Records about charts and figures:
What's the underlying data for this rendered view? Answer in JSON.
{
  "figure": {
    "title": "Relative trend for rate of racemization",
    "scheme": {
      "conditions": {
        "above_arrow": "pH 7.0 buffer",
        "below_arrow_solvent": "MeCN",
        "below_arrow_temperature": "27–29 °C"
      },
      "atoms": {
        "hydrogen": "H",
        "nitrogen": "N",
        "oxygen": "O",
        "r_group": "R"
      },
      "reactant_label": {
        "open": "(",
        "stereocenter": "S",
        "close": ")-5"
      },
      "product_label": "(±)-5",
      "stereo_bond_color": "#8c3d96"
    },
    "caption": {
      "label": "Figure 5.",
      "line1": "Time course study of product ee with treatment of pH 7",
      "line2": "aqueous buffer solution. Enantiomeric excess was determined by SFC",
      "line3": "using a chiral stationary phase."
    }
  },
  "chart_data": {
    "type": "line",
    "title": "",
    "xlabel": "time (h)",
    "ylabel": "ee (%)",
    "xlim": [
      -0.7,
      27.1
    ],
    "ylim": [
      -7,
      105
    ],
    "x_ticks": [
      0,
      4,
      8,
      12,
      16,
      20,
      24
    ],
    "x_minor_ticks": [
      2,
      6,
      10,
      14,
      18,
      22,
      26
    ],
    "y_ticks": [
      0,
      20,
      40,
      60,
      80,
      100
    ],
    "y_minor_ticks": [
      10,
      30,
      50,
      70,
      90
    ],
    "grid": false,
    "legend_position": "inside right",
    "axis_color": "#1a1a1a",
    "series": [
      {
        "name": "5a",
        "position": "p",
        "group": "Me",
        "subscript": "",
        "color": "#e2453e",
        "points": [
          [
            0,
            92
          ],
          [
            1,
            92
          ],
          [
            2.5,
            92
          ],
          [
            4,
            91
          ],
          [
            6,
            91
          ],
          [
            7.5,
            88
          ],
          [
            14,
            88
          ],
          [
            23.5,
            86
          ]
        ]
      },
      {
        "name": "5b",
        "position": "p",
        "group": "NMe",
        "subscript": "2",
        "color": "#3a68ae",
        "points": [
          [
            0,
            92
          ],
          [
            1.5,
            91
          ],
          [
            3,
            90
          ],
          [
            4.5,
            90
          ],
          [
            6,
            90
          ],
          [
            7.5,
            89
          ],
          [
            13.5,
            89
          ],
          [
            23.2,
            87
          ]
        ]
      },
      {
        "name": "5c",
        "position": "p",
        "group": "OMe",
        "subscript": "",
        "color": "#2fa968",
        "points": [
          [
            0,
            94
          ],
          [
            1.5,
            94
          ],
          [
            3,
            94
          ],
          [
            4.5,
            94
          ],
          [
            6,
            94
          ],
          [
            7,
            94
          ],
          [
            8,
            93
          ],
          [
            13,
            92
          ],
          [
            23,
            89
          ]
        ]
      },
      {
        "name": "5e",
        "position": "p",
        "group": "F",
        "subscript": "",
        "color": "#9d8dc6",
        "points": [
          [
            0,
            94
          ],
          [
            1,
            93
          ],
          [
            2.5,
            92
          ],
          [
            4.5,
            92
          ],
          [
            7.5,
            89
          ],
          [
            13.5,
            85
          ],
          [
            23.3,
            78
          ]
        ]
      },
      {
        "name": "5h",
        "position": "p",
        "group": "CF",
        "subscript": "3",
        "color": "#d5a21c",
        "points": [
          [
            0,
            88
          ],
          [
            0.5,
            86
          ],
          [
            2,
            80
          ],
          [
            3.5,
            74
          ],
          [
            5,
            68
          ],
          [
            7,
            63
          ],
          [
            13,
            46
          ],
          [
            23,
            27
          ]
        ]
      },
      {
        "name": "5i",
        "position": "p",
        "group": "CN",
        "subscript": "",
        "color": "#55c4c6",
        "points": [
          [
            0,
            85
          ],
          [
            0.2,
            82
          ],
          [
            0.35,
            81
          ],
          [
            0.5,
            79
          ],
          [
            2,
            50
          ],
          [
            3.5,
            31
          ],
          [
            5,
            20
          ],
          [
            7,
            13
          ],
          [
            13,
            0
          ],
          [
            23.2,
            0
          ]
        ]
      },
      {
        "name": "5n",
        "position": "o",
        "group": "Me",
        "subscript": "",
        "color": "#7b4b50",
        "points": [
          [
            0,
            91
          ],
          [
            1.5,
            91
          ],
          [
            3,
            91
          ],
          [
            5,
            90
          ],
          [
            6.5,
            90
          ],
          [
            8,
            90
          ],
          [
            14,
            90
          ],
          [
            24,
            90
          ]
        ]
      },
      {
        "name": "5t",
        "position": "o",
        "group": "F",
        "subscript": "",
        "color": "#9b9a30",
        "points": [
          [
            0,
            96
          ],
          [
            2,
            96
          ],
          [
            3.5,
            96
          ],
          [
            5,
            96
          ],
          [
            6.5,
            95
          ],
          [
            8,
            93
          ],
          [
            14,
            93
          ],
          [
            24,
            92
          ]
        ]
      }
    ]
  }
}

### Request
Write out the full listing exactly as given.

### Problem solution
What's the underlying data for this rendered view? Answer in JSON.
{
  "figure": {
    "title": "Relative trend for rate of racemization",
    "scheme": {
      "conditions": {
        "above_arrow": "pH 7.0 buffer",
        "below_arrow_solvent": "MeCN",
        "below_arrow_temperature": "27–29 °C"
      },
      "atoms": {
        "hydrogen": "H",
        "nitrogen": "N",
        "oxygen": "O",
        "r_group": "R"
      },
      "reactant_label": {
        "open": "(",
        "stereocenter": "S",
        "close": ")-5"
      },
      "product_label": "(±)-5",
      "stereo_bond_color": "#8c3d96"
    },
    "caption": {
      "label": "Figure 5.",
      "line1": "Time course study of product ee with treatment of pH 7",
      "line2": "aqueous buffer solution. Enantiomeric excess was determined by SFC",
      "line3": "using a chiral stationary phase."
    }
  },
  "chart_data": {
    "type": "line",
    "title": "",
    "xlabel": "time (h)",
    "ylabel": "ee (%)",
    "xlim": [
      -0.7,
      27.1
    ],
    "ylim": [
      -7,
      105
    ],
    "x_ticks": [
      0,
      4,
      8,
      12,
      16,
      20,
      24
    ],
    "x_minor_ticks": [
      2,
      6,
      10,
      14,
      18,
      22,
      26
    ],
    "y_ticks": [
      0,
      20,
      40,
      60,
      80,
      100
    ],
    "y_minor_ticks": [
      10,
      30,
      50,
      70,
      90
    ],
    "grid": false,
    "legend_position": "inside right",
    "axis_color": "#1a1a1a",
    "series": [
      {
        "name": "5a",
        "position": "p",
        "group": "Me",
        "subscript": "",
        "color": "#e2453e",
        "points": [
          [
            0,
            92
          ],
          [
            1,
            92
          ],
          [
            2.5,
            92
          ],
          [
            4,
            91
          ],
          [
            6,
            91
          ],
          [
            7.5,
            88
          ],
          [
            14,
            88
          ],
          [
            23.5,
            86
          ]
        ]
      },
      {
        "name": "5b",
        "position": "p",
        "group": "NMe",
        "subscript": "2",
        "color": "#3a68ae",
        "points": [
          [
            0,
            92
          ],
          [
            1.5,
            91
          ],
          [
            3,
            90
          ],
          [
            4.5,
            90
          ],
          [
            6,
            90
          ],
          [
            7.5,
            89
          ],
          [
            13.5,
            89
          ],
          [
            23.2,
            87
          ]
        ]
      },
      {
        "name": "5c",
        "position": "p",
        "group": "OMe",
        "subscript": "",
        "color": "#2fa968",
        "points": [
          [
            0,
            94
          ],
          [
            1.5,
            94
          ],
          [
            3,
            94
          ],
          [
            4.5,
            94
          ],
          [
            6,
            94
          ],
          [
            7,
            94
          ],
          [
            8,
            93
          ],
          [
            13,
            92
          ],
          [
            23,
            89
          ]
        ]
      },
      {
        "name": "5e",
        "position": "p",
        "group": "F",
        "subscript": "",
        "color": "#9d8dc6",
        "points": [
          [
            0,
            94
          ],
          [
            1,
            93
          ],
          [
            2.5,
            92
          ],
          [
            4.5,
            92
          ],
          [
            7.5,
            89
          ],
          [
            13.5,
            85
          ],
          [
            23.3,
            78
          ]
        ]
      },
      {
        "name": "5h",
        "position": "p",
        "group": "CF",
        "subscript": "3",
        "color": "#d5a21c",
        "points": [
          [
            0,
            88
          ],
          [
            0.5,
            86
          ],
          [
            2,
            80
          ],
          [
            3.5,
            74
          ],
          [
            5,
            68
          ],
          [
            7,
            63
          ],
          [
            13,
            46
          ],
          [
            23,
            27
          ]
        ]
      },
      {
        "name": "5i",
        "position": "p",
        "group": "CN",
        "subscript": "",
        "color": "#55c4c6",
        "points": [
          [
            0,
            85
          ],
          [
            0.2,
            82
          ],
          [
            0.35,
            81
          ],
          [
            0.5,
            79
          ],
          [
            2,
            50
          ],
          [
            3.5,
            31
          ],
          [
            5,
            20
          ],
          [
            7,
            13
          ],
          [
            13,
            0
          ],
          [
            23.2,
            0
          ]
        ]
      },
      {
        "name": "5n",
        "position": "o",
        "group": "Me",
        "subscript": "",
        "color": "#7b4b50",
        "points": [
          [
            0,
            91
          ],
          [
            1.5,
            91
          ],
          [
            3,
            91
          ],
          [
            5,
            90
          ],
          [
            6.5,
            90
          ],
          [
            8,
            90
          ],
          [
            14,
            90
          ],
          [
            24,
            90
          ]
        ]
      },
      {
        "name": "5t",
        "position": "o",
        "group": "F",
        "subscript": "",
        "color": "#9b9a30",
        "points": [
          [
            0,
            96
          ],
          [
            2,
            96
          ],
          [
            3.5,
            96
          ],
          [
            5,
            96
          ],
          [
            6.5,
            95
          ],
          [
            8,
            93
          ],
          [
            14,
            93
          ],
          [
            24,
            92
          ]
        ]
      }
    ]
  }
}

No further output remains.